EXERCISE DATA:
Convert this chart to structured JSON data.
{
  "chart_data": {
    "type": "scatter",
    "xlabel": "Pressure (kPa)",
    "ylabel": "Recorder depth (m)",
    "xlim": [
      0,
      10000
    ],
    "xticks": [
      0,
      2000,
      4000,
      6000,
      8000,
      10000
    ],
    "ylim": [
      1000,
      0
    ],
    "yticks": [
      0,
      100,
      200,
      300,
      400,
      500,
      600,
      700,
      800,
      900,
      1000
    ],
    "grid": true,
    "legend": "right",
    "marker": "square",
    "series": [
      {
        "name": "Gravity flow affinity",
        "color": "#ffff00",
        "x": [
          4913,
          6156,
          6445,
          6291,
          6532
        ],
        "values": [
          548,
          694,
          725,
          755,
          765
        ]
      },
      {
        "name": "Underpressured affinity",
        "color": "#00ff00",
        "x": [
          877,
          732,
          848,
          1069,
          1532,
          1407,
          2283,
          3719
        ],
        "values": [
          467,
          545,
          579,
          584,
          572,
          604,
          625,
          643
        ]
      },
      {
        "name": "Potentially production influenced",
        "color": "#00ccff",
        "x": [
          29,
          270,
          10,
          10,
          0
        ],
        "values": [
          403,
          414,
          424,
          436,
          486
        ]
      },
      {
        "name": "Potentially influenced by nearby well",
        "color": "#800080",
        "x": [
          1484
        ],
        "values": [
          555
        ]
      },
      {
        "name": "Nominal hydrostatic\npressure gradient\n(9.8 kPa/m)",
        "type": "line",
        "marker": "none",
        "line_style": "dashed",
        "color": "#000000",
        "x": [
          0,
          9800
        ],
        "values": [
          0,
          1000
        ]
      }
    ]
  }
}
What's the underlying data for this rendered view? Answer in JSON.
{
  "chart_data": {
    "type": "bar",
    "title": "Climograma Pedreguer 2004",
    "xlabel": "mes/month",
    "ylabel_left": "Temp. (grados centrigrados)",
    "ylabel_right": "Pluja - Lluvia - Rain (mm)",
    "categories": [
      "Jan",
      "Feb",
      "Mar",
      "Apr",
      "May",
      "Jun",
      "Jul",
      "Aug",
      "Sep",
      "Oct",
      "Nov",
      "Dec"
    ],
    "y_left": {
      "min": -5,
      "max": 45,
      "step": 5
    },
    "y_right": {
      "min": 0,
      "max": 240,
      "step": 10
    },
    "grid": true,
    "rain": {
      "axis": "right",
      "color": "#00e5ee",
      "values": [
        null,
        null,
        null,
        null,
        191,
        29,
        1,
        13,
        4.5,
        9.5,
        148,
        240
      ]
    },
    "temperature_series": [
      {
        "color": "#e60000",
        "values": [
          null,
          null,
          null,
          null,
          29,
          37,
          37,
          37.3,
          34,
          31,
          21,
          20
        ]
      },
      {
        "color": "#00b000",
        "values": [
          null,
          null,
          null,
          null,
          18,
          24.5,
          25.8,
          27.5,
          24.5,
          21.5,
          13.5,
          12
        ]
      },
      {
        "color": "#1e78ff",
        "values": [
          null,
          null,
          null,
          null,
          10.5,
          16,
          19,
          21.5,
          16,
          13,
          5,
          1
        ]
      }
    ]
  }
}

AIM OF THE TASK:
Reproduce the records in full, exactly as written.

RESPONSE TO THE TASK:
Convert this chart to structured JSON data.
{
  "chart_data": {
    "type": "scatter",
    "xlabel": "Pressure (kPa)",
    "ylabel": "Recorder depth (m)",
    "xlim": [
      0,
      10000
    ],
    "xticks": [
      0,
      2000,
      4000,
      6000,
      8000,
      10000
    ],
    "ylim": [
      1000,
      0
    ],
    "yticks": [
      0,
      100,
      200,
      300,
      400,
      500,
      600,
      700,
      800,
      900,
      1000
    ],
    "grid": true,
    "legend": "right",
    "marker": "square",
    "series": [
      {
        "name": "Gravity flow affinity",
        "color": "#ffff00",
        "x": [
          4913,
          6156,
          6445,
          6291,
          6532
        ],
        "values": [
          548,
          694,
          725,
          755,
          765
        ]
      },
      {
        "name": "Underpressured affinity",
        "color": "#00ff00",
        "x": [
          877,
          732,
          848,
          1069,
          1532,
          1407,
          2283,
          3719
        ],
        "values": [
          467,
          545,
          579,
          584,
          572,
          604,
          625,
          643
        ]
      },
      {
        "name": "Potentially production influenced",
        "color": "#00ccff",
        "x": [
          29,
          270,
          10,
          10,
          0
        ],
        "values": [
          403,
          414,
          424,
          436,
          486
        ]
      },
      {
        "name": "Potentially influenced by nearby well",
        "color": "#800080",
        "x": [
          1484
        ],
        "values": [
          555
        ]
      },
      {
        "name": "Nominal hydrostatic\npressure gradient\n(9.8 kPa/m)",
        "type": "line",
        "marker": "none",
        "line_style": "dashed",
        "color": "#000000",
        "x": [
          0,
          9800
        ],
        "values": [
          0,
          1000
        ]
      }
    ]
  }
}
What's the underlying data for this rendered view? Answer in JSON.
{
  "chart_data": {
    "type": "bar",
    "title": "Climograma Pedreguer 2004",
    "xlabel": "mes/month",
    "ylabel_left": "Temp. (grados centrigrados)",
    "ylabel_right": "Pluja - Lluvia - Rain (mm)",
    "categories": [
      "Jan",
      "Feb",
      "Mar",
      "Apr",
      "May",
      "Jun",
      "Jul",
      "Aug",
      "Sep",
      "Oct",
      "Nov",
      "Dec"
    ],
    "y_left": {
      "min": -5,
      "max": 45,
      "step": 5
    },
    "y_right": {
      "min": 0,
      "max": 240,
      "step": 10
    },
    "grid": true,
    "rain": {
      "axis": "right",
      "color": "#00e5ee",
      "values": [
        null,
        null,
        null,
        null,
        191,
        29,
        1,
        13,
        4.5,
        9.5,
        148,
        240
      ]
    },
    "temperature_series": [
      {
        "color": "#e60000",
        "values": [
          null,
          null,
          null,
          null,
          29,
          37,
          37,
          37.3,
          34,
          31,
          21,
          20
        ]
      },
      {
        "color": "#00b000",
        "values": [
          null,
          null,
          null,
          null,
          18,
          24.5,
          25.8,
          27.5,
          24.5,
          21.5,
          13.5,
          12
        ]
      },
      {
        "color": "#1e78ff",
        "values": [
          null,
          null,
          null,
          null,
          10.5,
          16,
          19,
          21.5,
          16,
          13,
          5,
          1
        ]
      }
    ]
  }
}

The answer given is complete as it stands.